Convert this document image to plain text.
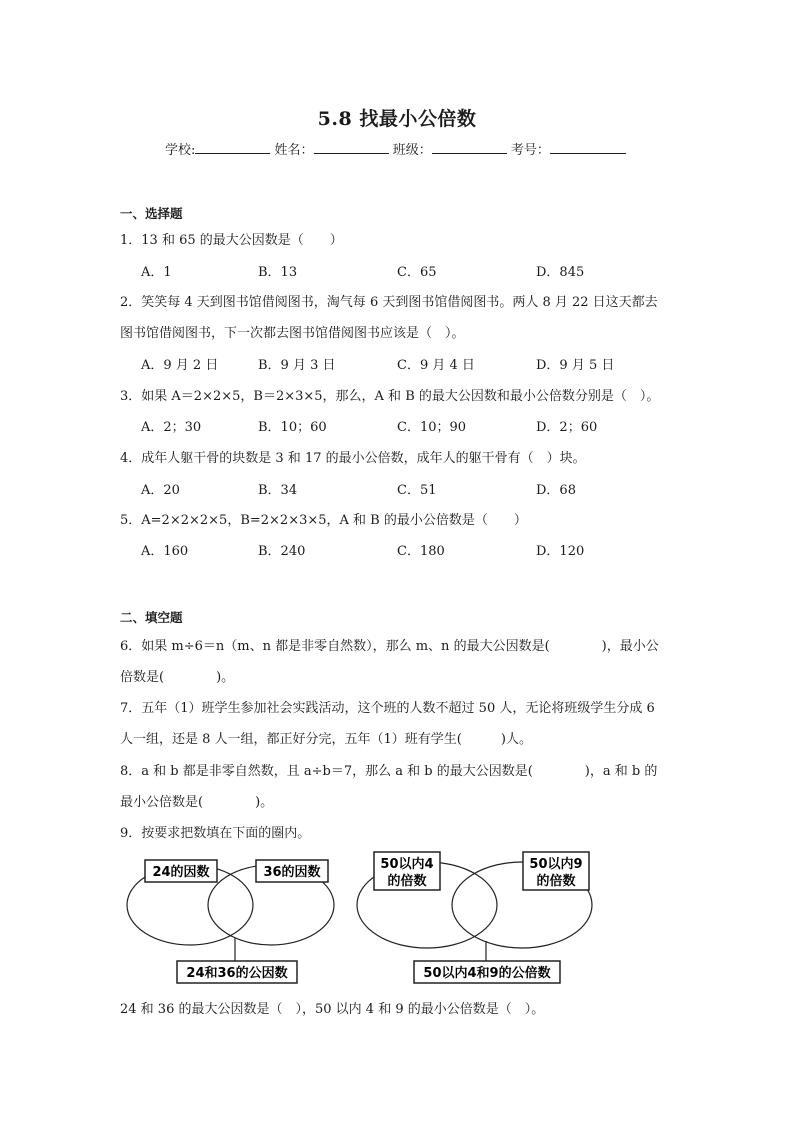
5.8 找最小公倍数
学校:	姓名：	班级：	考号：
一、选择题
1．13 和 65 的最大公因数是（　　）
A．1	B．13	C．65	D．845
2．笑笑每 4 天到图书馆借阅图书，淘气每 6 天到图书馆借阅图书。两人 8 月 22 日这天都去
图书馆借阅图书，下一次都去图书馆借阅图书应该是（　）。
A．9 月 2 日	B．9 月 3 日	C．9 月 4 日	D．9 月 5 日
3．如果 A＝2×2×5，B＝2×3×5，那么，A 和 B 的最大公因数和最小公倍数分别是（　）。
A．2；30	B．10；60	C．10；90	D．2；60
4．成年人躯干骨的块数是 3 和 17 的最小公倍数，成年人的躯干骨有（　）块。
A．20	B．34	C．51	D．68
5．A=2×2×2×5，B=2×2×3×5，A 和 B 的最小公倍数是（　　）
A．160	B．240	C．180	D．120
二、填空题
6．如果 m÷6＝n（m、n 都是非零自然数），那么 m、n 的最大公因数是(　　　　)，最小公
倍数是(　　　　)。
7．五年（1）班学生参加社会实践活动，这个班的人数不超过 50 人，无论将班级学生分成 6
人一组，还是 8 人一组，都正好分完，五年（1）班有学生(　　　)人。
8．a 和 b 都是非零自然数，且 a÷b＝7，那么 a 和 b 的最大公因数是(　　　　)，a 和 b 的
最小公倍数是(　　　　)。
9．按要求把数填在下面的圈内。
24的因数	36的因数
24和36的公因数
50以内4
的倍数
50以内9
的倍数
50以内4和9的公倍数
24 和 36 的最大公因数是（　），50 以内 4 和 9 的最小公倍数是（　）。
------------------------------------------------------------------------
SHORT PROBLEM:
Every record above should be transcribed exactly; the pictures stay out of the copy.

TASK RESULT:
Convert this document image to plain text.
5.8 找最小公倍数
学校:	姓名：	班级：	考号：
一、选择题
1．13 和 65 的最大公因数是（　　）
A．1	B．13	C．65	D．845
2．笑笑每 4 天到图书馆借阅图书，淘气每 6 天到图书馆借阅图书。两人 8 月 22 日这天都去
图书馆借阅图书，下一次都去图书馆借阅图书应该是（　）。
A．9 月 2 日	B．9 月 3 日	C．9 月 4 日	D．9 月 5 日
3．如果 A＝2×2×5，B＝2×3×5，那么，A 和 B 的最大公因数和最小公倍数分别是（　）。
A．2；30	B．10；60	C．10；90	D．2；60
4．成年人躯干骨的块数是 3 和 17 的最小公倍数，成年人的躯干骨有（　）块。
A．20	B．34	C．51	D．68
5．A=2×2×2×5，B=2×2×3×5，A 和 B 的最小公倍数是（　　）
A．160	B．240	C．180	D．120
二、填空题
6．如果 m÷6＝n（m、n 都是非零自然数），那么 m、n 的最大公因数是(　　　　)，最小公
倍数是(　　　　)。
7．五年（1）班学生参加社会实践活动，这个班的人数不超过 50 人，无论将班级学生分成 6
人一组，还是 8 人一组，都正好分完，五年（1）班有学生(　　　)人。
8．a 和 b 都是非零自然数，且 a÷b＝7，那么 a 和 b 的最大公因数是(　　　　)，a 和 b 的
最小公倍数是(　　　　)。
9．按要求把数填在下面的圈内。
24的因数	36的因数
24和36的公因数
50以内4
的倍数
50以内9
的倍数
50以内4和9的公倍数
24 和 36 的最大公因数是（　），50 以内 4 和 9 的最小公倍数是（　）。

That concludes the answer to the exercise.